### [Objective]
Give only the number of lines that contain the word "选择题答案使用".

### [Supplied data]
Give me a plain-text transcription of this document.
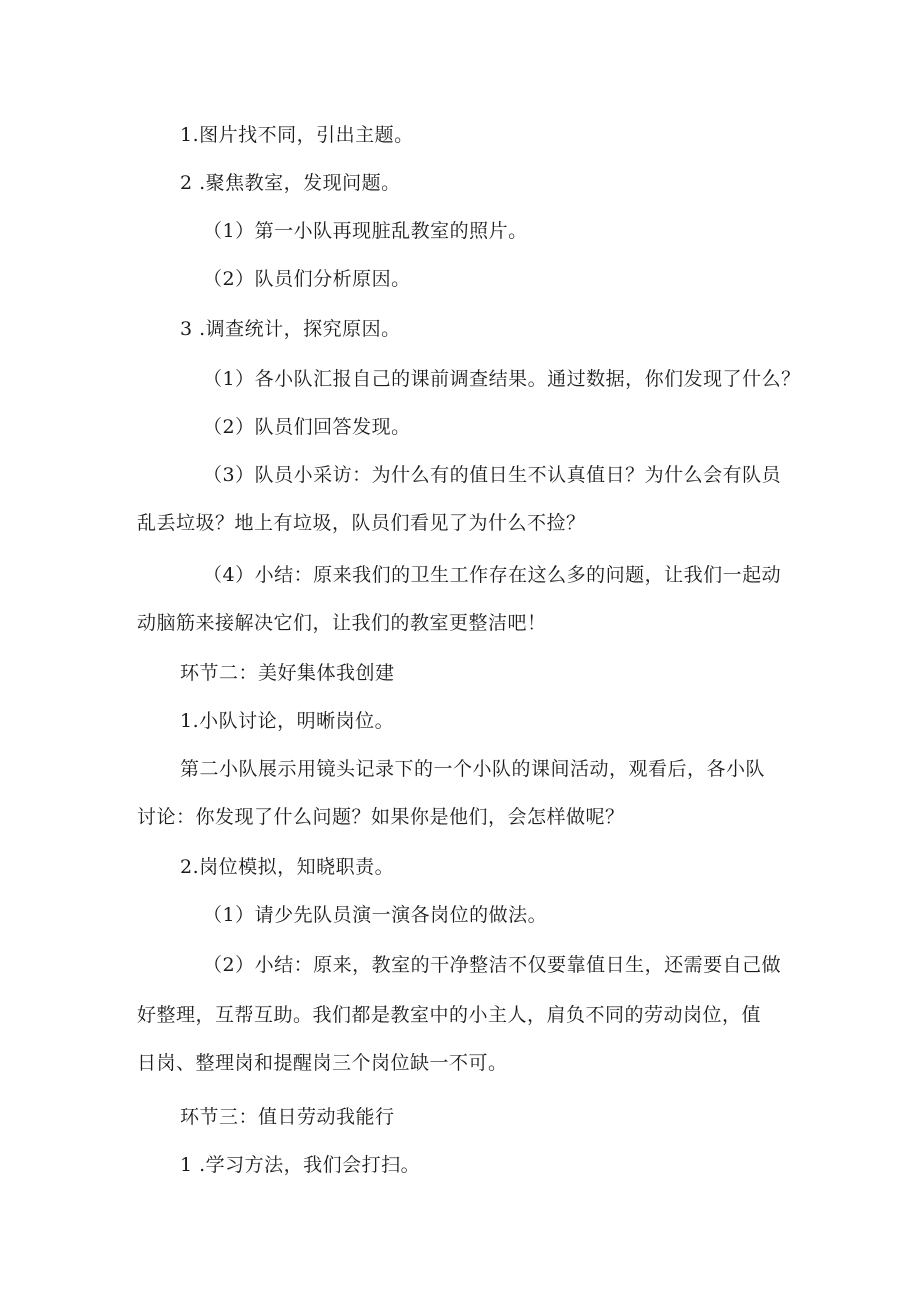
1.图片找不同，引出主题。
2 .聚焦教室，发现问题。
（1）第一小队再现脏乱教室的照片。
（2）队员们分析原因。
3 .调查统计，探究原因。
（1）各小队汇报自己的课前调查结果。通过数据，你们发现了什么？
（2）队员们回答发现。
（3）队员小采访：为什么有的值日生不认真值日？为什么会有队员
乱丢垃圾？地上有垃圾，队员们看见了为什么不捡？
（4）小结：原来我们的卫生工作存在这么多的问题，让我们一起动
动脑筋来接解决它们，让我们的教室更整洁吧！
环节二：美好集体我创建
1.小队讨论，明晰岗位。
第二小队展示用镜头记录下的一个小队的课间活动，观看后，各小队
讨论：你发现了什么问题？如果你是他们，会怎样做呢？
2.岗位模拟，知晓职责。
（1）请少先队员演一演各岗位的做法。
（2）小结：原来，教室的干净整洁不仅要靠值日生，还需要自己做
好整理，互帮互助。我们都是教室中的小主人，肩负不同的劳动岗位，值
日岗、整理岗和提醒岗三个岗位缺一不可。
环节三：值日劳动我能行
1 .学习方法，我们会打扫。
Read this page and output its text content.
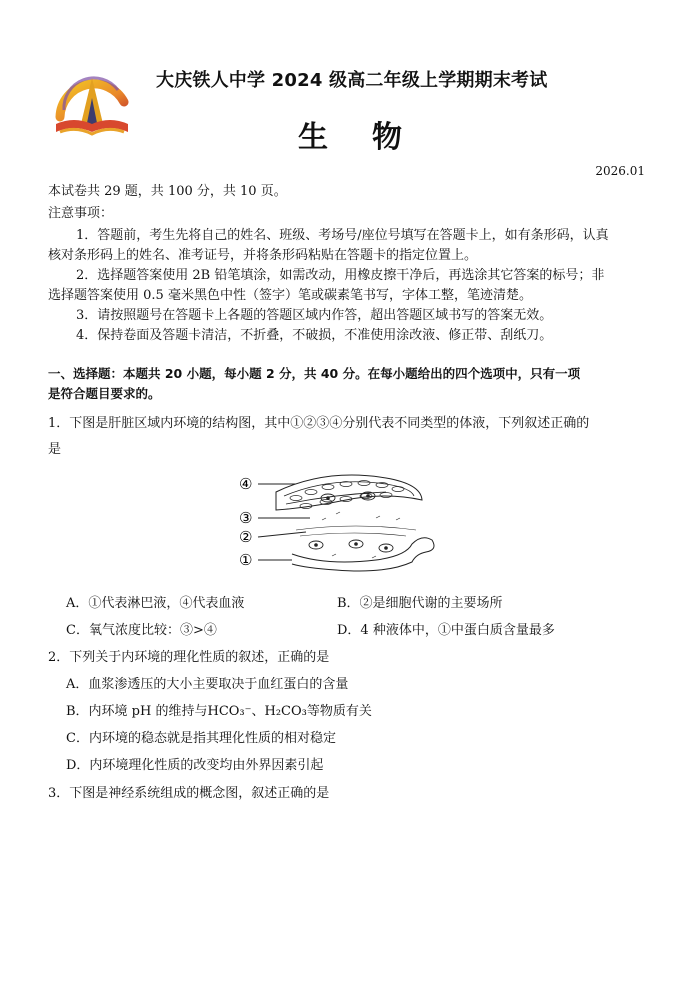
大庆铁人中学 2024 级高二年级上学期期末考试
生物
2026.01
本试卷共 29 题，共 100 分，共 10 页。
注意事项：
1．答题前，考生先将自己的姓名、班级、考场号/座位号填写在答题卡上，如有条形码，认真
核对条形码上的姓名、准考证号，并将条形码粘贴在答题卡的指定位置上。
2．选择题答案使用 2B 铅笔填涂，如需改动，用橡皮擦干净后，再选涂其它答案的标号；非
选择题答案使用 0.5 毫米黑色中性（签字）笔或碳素笔书写，字体工整，笔迹清楚。
3．请按照题号在答题卡上各题的答题区域内作答，超出答题区域书写的答案无效。
4．保持卷面及答题卡清洁，不折叠，不破损，不准使用涂改液、修正带、刮纸刀。
一、选择题：本题共 20 小题，每小题 2 分，共 40 分。在每小题给出的四个选项中，只有一项
是符合题目要求的。
1．下图是肝脏区域内环境的结构图，其中①②③④分别代表不同类型的体液，下列叙述正确的
是
④
③
②
①
A．①代表淋巴液，④代表血液	B．②是细胞代谢的主要场所
C．氧气浓度比较：③>④	D．4 种液体中，①中蛋白质含量最多
2．下列关于内环境的理化性质的叙述，正确的是
A．血浆渗透压的大小主要取决于血红蛋白的含量
B．内环境 pH 的维持与HCO₃⁻、H₂CO₃等物质有关
C．内环境的稳态就是指其理化性质的相对稳定
D．内环境理化性质的改变均由外界因素引起
3．下图是神经系统组成的概念图，叙述正确的是
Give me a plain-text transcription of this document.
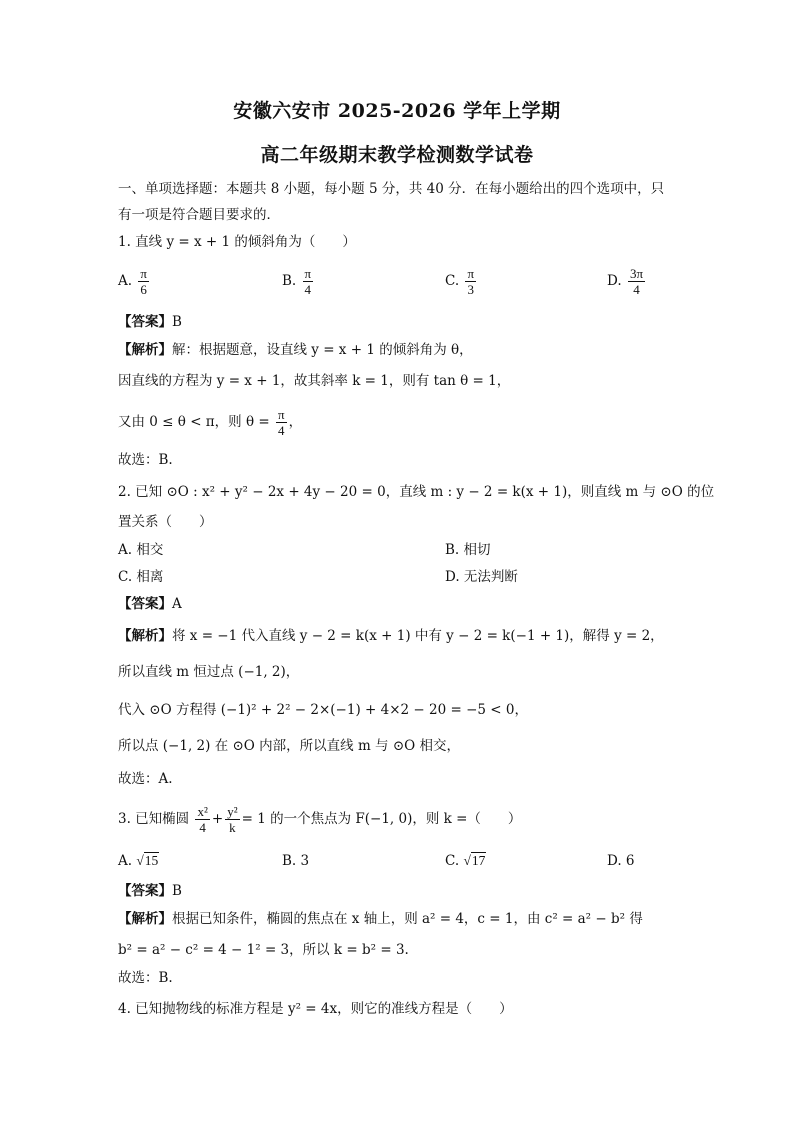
安徽六安市 2025-2026 学年上学期
高二年级期末教学检测数学试卷
一、单项选择题：本题共 8 小题，每小题 5 分，共 40 分．在每小题给出的四个选项中，只
有一项是符合题目要求的．
1. 直线 y = x + 1 的倾斜角为（　　）
A. $\frac{\pi}{6}$	B. $\frac{\pi}{4}$	C. $\frac{\pi}{3}$	D. $\frac{3\pi}{4}$
【答案】B
【解析】解：根据题意，设直线 y = x + 1 的倾斜角为 θ，
因直线的方程为 y = x + 1，故其斜率 k = 1，则有 tan θ = 1，
又由 0 ≤ θ < π，则 $\theta = \frac{\pi}{4}$ ，
故选：B.
2. 已知 ⊙O : x² + y² − 2x + 4y − 20 = 0，直线 m : y − 2 = k(x + 1)，则直线 m 与 ⊙O 的位
置关系（　　）
A. 相交	B. 相切
C. 相离	D. 无法判断
【答案】A
【解析】将 x = −1 代入直线 y − 2 = k(x + 1) 中有 y − 2 = k(−1 + 1)，解得 y = 2，
所以直线 m 恒过点 (−1, 2)，
代入 ⊙O 方程得 (−1)² + 2² − 2×(−1) + 4×2 − 20 = −5 < 0，
所以点 (−1, 2) 在 ⊙O 内部，所以直线 m 与 ⊙O 相交，
故选：A.
3. 已知椭圆 $\frac{\text{x²}}{4} + \frac{\text{y²}}{k} = 1$ 的一个焦点为 F(−1, 0)，则 k =（　　）
A. √15	B. 3	C. √17	D. 6
【答案】B
【解析】根据已知条件，椭圆的焦点在 x 轴上，则 a² = 4，c = 1，由 c² = a² − b² 得
b² = a² − c² = 4 − 1² = 3，所以 k = b² = 3.
故选：B.
4. 已知抛物线的标准方程是 y² = 4x，则它的准线方程是（　　）
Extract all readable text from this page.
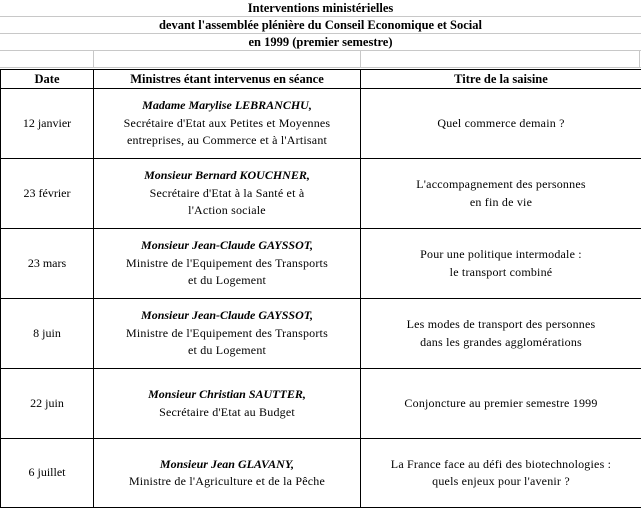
Interventions ministérielles
devant l'assemblée plénière du Conseil Economique et Social
en 1999 (premier semestre)
Date	Ministres étant intervenus en séance	Titre de la saisine
12 janvier	Madame Marylise LEBRANCHU,
Secrétaire d'Etat aux Petites et Moyennes
entreprises, au Commerce et à l'Artisant	Quel commerce demain ?

23 février	Monsieur Bernard KOUCHNER,
Secrétaire d'Etat à la Santé et à
l'Action sociale	L'accompagnement des personnes
en fin de vie

23 mars	Monsieur Jean-Claude GAYSSOT,
Ministre de l'Equipement des Transports
et du Logement	Pour une politique intermodale :
le transport combiné

8 juin	Monsieur Jean-Claude GAYSSOT,
Ministre de l'Equipement des Transports
et du Logement	Les modes de transport des personnes
dans les grandes agglomérations

22 juin	Monsieur Christian SAUTTER,
Secrétaire d'Etat au Budget	Conjoncture au premier semestre 1999

6 juillet	Monsieur Jean GLAVANY,
Ministre de l'Agriculture et de la Pêche	La France face au défi des biotechnologies :
quels enjeux pour l'avenir ?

### [Output below]
2